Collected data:
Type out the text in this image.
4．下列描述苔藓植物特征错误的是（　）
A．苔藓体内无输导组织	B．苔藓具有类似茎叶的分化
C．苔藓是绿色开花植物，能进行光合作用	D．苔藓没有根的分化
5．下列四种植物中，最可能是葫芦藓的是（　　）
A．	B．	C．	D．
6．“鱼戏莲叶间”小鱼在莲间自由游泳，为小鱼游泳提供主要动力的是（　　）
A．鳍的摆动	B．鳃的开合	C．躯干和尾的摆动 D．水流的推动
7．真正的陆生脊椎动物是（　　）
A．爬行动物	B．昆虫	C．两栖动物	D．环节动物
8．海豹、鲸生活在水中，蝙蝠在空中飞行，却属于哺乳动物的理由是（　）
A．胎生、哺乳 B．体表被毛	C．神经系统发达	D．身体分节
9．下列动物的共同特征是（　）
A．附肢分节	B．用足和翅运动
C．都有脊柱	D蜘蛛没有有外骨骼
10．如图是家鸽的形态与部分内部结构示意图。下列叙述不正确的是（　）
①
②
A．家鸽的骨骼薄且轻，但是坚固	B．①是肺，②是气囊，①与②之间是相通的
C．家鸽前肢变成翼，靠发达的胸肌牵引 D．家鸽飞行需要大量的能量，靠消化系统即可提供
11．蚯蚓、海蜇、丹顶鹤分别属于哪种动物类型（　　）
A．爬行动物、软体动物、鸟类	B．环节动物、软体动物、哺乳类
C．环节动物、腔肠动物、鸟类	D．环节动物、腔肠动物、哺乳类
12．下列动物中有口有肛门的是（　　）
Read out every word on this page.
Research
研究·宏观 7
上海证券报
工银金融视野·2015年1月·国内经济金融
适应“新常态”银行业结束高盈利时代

**Description of the task**
Take the line that contains "Read out every word on this page." and each line after it down to the last of the records, and retype them exactly; add nothing else.

**Final answer**
Read out every word on this page.
Research
研究·宏观 7
上海证券报
工银金融视野·2015年1月·国内经济金融
适应“新常态”银行业结束高盈利时代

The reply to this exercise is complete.